# WHAT YOU SHOULD DO
Search the listing below for the string "life" and show each line that contains it.

# GIVEN DATA
☆ ☆ ☆
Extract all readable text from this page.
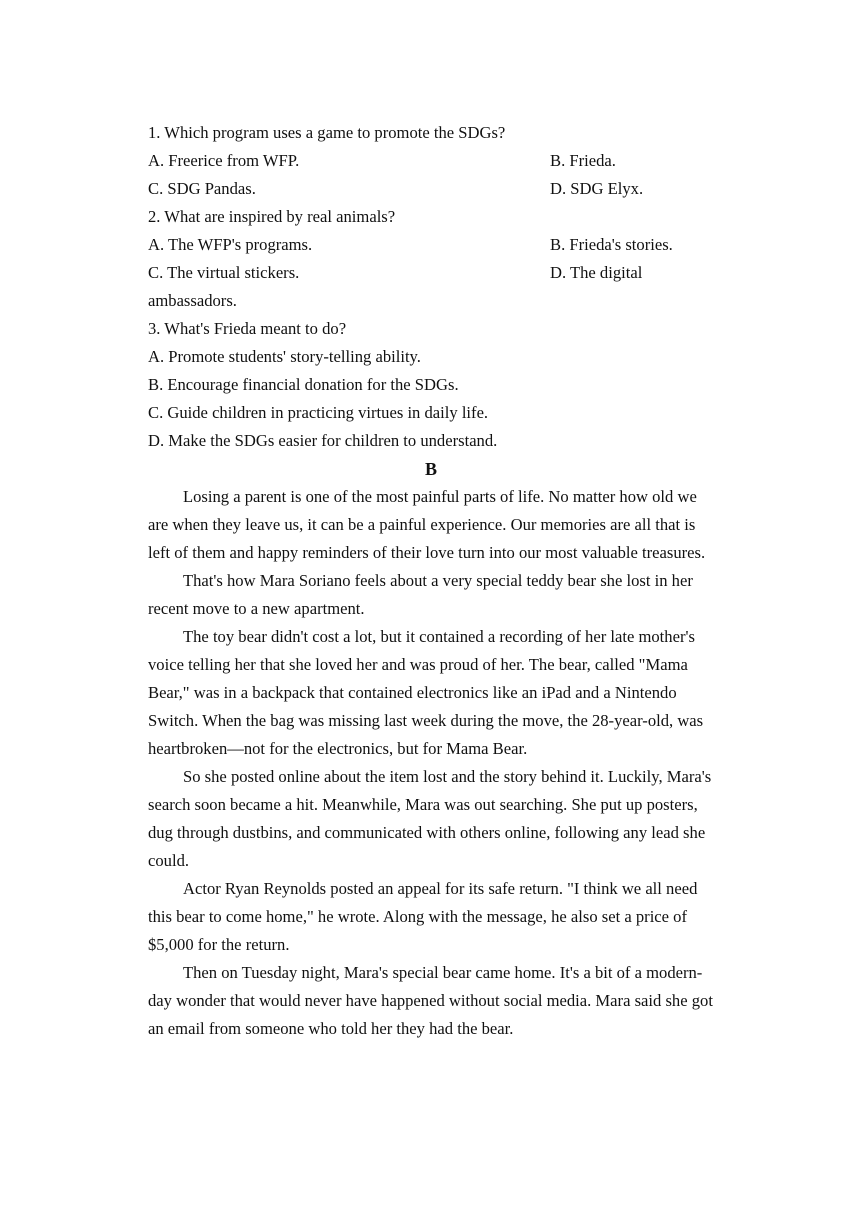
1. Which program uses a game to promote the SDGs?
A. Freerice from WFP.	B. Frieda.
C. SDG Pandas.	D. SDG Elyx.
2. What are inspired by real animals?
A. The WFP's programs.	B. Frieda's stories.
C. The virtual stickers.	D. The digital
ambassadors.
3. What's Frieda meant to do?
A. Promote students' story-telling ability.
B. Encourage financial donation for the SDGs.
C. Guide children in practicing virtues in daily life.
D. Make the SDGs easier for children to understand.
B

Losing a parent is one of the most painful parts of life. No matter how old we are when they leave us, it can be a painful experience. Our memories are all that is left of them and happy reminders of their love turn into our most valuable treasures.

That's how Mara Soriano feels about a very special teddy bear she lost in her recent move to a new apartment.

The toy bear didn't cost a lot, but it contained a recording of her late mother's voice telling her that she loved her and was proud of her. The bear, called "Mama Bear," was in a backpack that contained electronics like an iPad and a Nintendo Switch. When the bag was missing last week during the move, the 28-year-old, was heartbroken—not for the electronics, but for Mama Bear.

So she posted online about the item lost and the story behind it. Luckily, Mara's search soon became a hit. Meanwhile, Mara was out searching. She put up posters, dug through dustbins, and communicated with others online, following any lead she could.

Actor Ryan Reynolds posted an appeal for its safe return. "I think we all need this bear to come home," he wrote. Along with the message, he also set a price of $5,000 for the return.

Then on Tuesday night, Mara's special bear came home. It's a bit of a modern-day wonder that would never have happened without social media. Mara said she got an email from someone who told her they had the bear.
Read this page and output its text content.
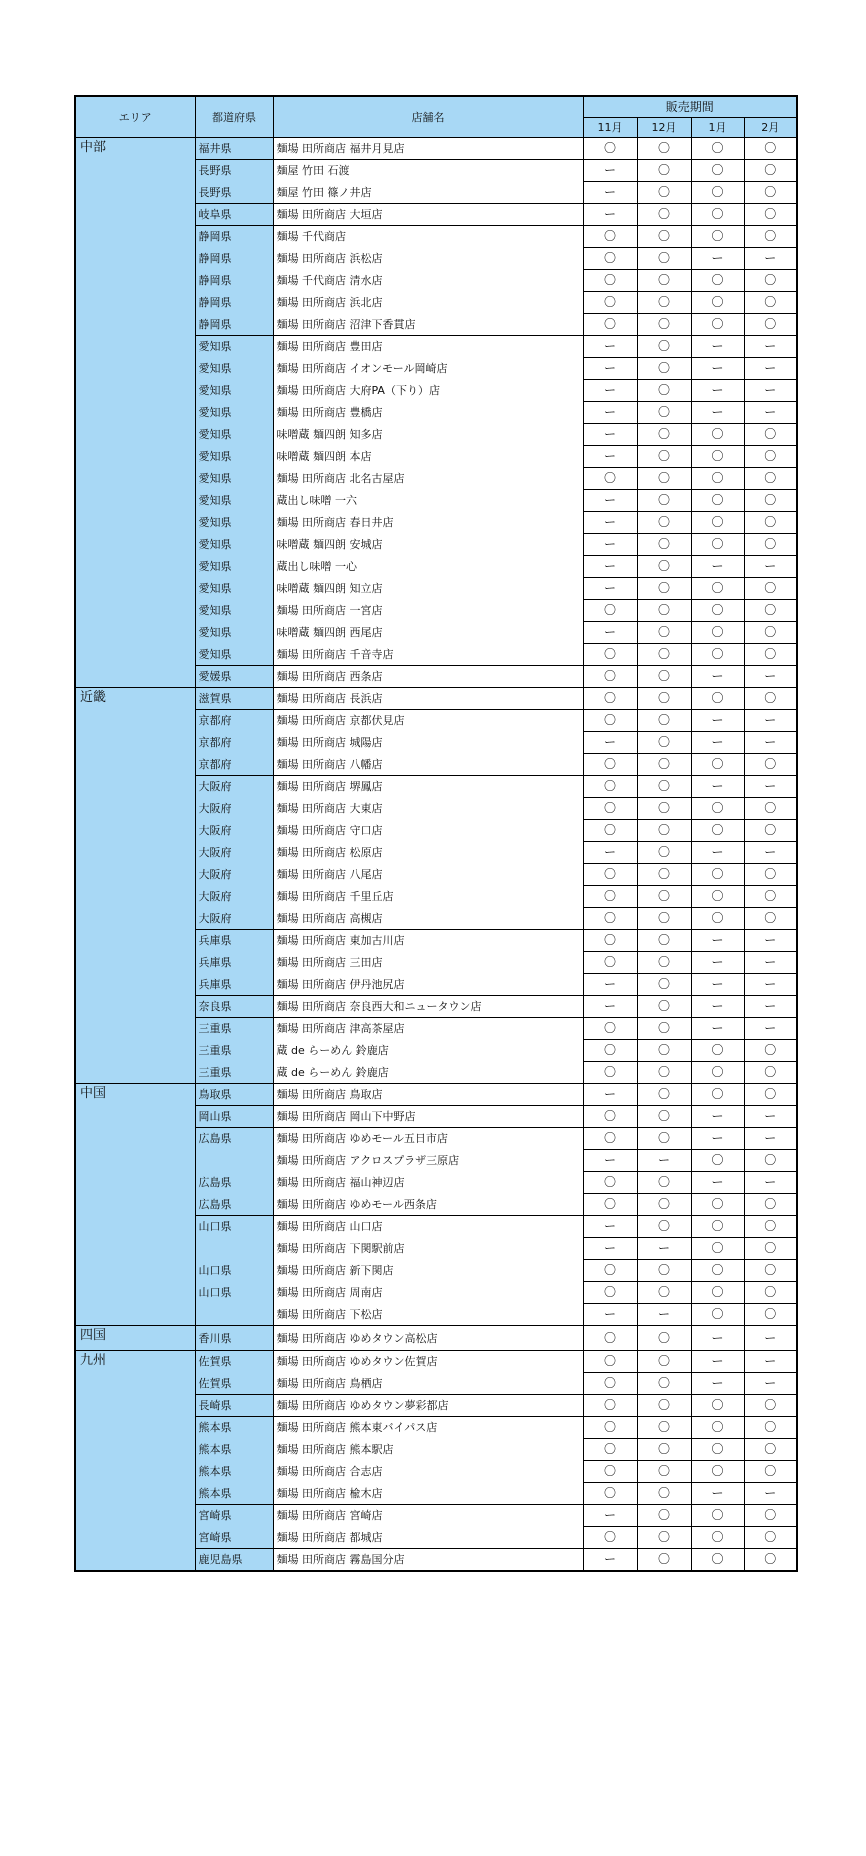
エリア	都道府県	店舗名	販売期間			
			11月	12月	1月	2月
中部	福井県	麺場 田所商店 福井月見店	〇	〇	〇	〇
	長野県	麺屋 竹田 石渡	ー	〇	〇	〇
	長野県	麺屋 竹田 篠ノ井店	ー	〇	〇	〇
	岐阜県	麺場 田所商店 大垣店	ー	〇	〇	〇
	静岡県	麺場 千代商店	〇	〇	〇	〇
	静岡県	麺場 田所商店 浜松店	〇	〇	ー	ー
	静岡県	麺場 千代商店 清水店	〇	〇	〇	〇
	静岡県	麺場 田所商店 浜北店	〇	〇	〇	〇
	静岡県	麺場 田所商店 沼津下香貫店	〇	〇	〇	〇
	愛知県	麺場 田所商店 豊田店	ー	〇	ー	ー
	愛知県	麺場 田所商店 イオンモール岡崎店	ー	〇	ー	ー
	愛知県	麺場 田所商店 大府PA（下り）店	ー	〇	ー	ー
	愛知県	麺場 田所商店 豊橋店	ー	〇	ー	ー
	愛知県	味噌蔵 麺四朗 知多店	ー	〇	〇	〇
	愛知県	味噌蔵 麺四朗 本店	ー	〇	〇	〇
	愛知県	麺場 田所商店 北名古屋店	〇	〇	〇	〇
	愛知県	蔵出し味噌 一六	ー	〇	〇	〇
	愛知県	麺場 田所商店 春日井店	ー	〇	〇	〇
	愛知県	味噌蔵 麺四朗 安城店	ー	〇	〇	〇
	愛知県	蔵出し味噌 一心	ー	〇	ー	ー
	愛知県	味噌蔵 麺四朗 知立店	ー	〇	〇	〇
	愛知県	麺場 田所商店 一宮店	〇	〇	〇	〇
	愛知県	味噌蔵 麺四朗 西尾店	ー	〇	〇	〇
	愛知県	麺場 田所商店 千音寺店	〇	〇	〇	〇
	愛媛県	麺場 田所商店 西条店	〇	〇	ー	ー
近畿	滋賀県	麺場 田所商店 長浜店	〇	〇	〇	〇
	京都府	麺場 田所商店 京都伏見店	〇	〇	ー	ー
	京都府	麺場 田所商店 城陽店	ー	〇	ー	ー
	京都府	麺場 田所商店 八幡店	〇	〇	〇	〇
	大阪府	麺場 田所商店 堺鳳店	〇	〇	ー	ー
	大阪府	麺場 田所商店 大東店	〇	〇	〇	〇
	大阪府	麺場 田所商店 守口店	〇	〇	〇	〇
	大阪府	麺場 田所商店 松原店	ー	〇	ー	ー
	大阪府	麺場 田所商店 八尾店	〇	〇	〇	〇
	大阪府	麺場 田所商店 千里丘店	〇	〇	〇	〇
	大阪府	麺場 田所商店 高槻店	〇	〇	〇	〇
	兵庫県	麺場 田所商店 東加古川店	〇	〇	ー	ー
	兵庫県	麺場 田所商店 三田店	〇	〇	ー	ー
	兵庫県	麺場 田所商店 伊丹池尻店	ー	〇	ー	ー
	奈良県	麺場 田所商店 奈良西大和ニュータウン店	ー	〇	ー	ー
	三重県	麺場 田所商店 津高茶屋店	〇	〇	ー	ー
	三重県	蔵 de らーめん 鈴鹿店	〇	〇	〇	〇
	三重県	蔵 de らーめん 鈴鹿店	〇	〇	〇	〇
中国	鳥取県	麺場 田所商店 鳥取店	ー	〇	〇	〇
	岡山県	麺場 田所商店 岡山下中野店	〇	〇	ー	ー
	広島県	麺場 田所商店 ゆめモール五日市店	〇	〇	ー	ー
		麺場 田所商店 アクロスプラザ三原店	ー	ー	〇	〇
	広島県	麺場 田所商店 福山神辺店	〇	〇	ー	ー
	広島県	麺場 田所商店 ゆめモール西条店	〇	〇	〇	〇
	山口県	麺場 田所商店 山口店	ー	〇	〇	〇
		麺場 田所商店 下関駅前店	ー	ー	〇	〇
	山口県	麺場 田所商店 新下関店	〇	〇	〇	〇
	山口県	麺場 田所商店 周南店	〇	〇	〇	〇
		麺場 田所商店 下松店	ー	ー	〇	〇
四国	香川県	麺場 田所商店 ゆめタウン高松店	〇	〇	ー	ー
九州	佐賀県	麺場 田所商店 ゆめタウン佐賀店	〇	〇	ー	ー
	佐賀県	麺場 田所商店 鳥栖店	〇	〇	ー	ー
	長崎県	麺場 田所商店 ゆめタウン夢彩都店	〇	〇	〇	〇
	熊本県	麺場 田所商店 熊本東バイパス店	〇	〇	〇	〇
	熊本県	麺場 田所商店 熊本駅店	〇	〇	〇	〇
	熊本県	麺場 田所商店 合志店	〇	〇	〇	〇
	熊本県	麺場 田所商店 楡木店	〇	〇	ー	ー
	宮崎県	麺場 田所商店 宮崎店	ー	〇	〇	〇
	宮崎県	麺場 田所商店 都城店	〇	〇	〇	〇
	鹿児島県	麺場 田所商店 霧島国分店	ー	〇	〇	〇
☆ ☆ ☆
# ANSWER TO THIS EXERCISE
C. Guide children in practicing virtues in daily life.
Losing a parent is one of the most painful parts of life. No matter how old we are when they leave us, it can be a painful experience. Our memories are all that is left of them and happy reminders of their love turn into our most valuable treasures.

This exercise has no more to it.